## Objective
Answer with nothing but a number: how many lines include the word "GENERAL"?

[Saved entries]
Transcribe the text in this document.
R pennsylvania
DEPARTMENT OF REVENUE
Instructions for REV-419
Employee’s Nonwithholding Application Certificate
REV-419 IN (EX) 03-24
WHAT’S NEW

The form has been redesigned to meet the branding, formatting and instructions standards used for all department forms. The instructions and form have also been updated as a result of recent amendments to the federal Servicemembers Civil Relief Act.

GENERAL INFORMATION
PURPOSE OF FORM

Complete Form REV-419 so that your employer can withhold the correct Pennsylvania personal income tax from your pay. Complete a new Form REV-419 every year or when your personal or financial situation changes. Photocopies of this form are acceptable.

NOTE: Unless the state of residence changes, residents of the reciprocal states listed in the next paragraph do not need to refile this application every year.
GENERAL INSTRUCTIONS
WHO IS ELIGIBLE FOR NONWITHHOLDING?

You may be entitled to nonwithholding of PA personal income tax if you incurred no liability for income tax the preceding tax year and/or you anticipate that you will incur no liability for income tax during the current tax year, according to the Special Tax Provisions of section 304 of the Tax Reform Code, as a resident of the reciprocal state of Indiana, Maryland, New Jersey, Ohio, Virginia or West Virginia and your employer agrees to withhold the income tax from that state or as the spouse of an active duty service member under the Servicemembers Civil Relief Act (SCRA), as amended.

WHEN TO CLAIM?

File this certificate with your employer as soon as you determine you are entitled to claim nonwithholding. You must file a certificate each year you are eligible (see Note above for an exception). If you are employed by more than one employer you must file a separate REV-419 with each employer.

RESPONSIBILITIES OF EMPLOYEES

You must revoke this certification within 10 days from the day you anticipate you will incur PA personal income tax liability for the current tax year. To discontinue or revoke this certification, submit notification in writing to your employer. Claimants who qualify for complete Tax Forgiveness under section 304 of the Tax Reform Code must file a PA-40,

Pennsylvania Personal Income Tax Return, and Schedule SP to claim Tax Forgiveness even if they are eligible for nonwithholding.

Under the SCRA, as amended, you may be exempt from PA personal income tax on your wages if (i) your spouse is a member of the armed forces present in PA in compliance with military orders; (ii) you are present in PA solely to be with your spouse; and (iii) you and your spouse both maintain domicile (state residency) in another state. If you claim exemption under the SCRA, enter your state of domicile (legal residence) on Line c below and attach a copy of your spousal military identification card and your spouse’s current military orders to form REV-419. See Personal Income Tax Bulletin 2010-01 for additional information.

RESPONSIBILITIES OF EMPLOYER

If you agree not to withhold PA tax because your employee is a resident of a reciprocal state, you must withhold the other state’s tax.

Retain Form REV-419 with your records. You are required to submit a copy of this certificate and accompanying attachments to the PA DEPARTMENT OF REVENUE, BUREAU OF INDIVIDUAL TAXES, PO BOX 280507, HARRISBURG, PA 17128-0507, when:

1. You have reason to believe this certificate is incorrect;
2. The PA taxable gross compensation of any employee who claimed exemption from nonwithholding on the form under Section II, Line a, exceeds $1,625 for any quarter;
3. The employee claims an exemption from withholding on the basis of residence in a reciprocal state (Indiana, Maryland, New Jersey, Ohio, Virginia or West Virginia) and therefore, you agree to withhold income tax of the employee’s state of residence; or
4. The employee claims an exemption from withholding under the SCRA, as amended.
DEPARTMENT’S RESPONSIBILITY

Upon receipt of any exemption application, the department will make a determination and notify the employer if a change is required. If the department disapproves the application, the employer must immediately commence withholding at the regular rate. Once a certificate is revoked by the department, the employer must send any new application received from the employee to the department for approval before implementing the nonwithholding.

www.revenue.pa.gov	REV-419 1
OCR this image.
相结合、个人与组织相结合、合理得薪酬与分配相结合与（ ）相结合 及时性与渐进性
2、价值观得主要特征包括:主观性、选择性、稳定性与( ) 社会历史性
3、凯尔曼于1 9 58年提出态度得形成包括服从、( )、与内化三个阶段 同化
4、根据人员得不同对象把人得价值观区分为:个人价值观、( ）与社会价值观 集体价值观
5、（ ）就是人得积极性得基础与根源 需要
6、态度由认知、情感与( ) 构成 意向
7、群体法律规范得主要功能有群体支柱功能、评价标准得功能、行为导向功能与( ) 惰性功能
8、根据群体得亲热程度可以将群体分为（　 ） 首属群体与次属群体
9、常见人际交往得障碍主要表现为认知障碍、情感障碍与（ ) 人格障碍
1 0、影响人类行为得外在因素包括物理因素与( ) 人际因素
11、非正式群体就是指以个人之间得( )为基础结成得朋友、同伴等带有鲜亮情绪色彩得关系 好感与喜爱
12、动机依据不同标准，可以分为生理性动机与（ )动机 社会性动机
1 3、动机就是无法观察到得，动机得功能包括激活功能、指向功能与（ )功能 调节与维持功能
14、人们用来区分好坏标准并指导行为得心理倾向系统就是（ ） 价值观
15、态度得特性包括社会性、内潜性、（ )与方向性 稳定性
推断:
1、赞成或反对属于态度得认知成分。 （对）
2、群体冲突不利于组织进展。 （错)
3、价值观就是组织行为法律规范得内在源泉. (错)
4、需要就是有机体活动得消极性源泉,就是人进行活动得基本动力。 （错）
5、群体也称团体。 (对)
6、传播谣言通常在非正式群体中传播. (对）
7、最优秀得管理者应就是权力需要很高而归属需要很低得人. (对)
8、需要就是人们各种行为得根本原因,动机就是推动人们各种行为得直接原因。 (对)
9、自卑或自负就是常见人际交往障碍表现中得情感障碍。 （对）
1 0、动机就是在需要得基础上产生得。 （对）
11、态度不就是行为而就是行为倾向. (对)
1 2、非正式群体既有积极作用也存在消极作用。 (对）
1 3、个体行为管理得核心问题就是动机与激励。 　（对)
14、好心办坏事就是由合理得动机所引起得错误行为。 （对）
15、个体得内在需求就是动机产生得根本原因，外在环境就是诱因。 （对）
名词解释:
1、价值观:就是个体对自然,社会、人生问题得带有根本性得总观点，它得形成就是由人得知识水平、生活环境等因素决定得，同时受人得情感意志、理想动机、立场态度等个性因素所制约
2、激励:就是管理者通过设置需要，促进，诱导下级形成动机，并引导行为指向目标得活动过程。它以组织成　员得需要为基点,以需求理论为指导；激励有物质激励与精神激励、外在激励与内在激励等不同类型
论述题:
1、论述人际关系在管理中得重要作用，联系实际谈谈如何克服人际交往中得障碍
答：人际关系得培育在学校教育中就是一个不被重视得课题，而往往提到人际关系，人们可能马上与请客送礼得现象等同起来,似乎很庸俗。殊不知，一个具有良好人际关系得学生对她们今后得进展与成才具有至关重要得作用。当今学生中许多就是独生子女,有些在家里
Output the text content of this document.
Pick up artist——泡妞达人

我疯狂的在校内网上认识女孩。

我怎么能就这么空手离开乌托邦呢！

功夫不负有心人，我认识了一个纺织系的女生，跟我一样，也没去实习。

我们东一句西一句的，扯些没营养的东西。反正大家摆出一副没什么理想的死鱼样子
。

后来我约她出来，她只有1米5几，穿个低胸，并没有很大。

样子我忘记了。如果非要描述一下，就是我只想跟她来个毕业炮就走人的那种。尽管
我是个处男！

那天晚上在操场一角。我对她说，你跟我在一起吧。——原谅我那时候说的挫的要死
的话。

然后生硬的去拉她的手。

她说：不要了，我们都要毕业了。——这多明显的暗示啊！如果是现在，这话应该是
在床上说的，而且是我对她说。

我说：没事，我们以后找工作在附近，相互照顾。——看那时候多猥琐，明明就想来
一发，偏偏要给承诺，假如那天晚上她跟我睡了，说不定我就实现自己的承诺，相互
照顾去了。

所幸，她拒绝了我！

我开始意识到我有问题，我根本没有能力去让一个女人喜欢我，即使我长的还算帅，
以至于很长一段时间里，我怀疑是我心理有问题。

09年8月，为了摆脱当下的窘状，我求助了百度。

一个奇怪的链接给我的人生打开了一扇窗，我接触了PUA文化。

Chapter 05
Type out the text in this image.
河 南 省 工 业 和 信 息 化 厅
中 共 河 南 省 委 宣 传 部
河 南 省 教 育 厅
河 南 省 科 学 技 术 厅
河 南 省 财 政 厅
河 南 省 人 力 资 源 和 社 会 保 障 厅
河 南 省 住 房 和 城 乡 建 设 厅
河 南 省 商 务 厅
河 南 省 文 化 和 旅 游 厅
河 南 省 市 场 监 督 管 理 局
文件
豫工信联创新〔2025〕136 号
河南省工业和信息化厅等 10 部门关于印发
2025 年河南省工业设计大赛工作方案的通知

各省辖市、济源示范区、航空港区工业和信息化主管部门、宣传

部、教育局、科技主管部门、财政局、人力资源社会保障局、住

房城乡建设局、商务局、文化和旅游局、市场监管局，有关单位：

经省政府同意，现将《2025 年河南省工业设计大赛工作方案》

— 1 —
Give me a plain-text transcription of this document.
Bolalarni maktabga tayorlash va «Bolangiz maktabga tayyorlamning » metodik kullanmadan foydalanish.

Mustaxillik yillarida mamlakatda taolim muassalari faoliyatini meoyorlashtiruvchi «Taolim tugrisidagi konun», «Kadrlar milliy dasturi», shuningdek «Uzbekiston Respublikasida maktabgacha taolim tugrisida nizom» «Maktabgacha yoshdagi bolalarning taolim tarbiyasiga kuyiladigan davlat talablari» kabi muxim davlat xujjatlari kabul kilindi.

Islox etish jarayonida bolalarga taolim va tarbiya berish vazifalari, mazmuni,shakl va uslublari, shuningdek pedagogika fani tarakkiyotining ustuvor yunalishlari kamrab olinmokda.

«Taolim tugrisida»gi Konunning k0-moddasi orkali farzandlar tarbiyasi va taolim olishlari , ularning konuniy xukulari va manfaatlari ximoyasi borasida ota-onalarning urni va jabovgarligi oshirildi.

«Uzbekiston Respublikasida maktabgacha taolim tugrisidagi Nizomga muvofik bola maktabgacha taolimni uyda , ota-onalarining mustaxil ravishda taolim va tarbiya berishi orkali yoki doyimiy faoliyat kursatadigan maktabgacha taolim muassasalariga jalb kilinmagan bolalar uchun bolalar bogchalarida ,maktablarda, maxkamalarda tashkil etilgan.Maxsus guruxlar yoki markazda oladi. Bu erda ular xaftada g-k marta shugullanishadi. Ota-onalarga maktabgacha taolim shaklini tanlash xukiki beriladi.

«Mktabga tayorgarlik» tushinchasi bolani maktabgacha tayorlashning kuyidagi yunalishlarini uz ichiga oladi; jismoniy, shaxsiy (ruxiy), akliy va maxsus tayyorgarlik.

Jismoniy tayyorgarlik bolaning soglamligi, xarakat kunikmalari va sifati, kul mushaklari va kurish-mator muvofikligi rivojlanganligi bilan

## Response to this task
2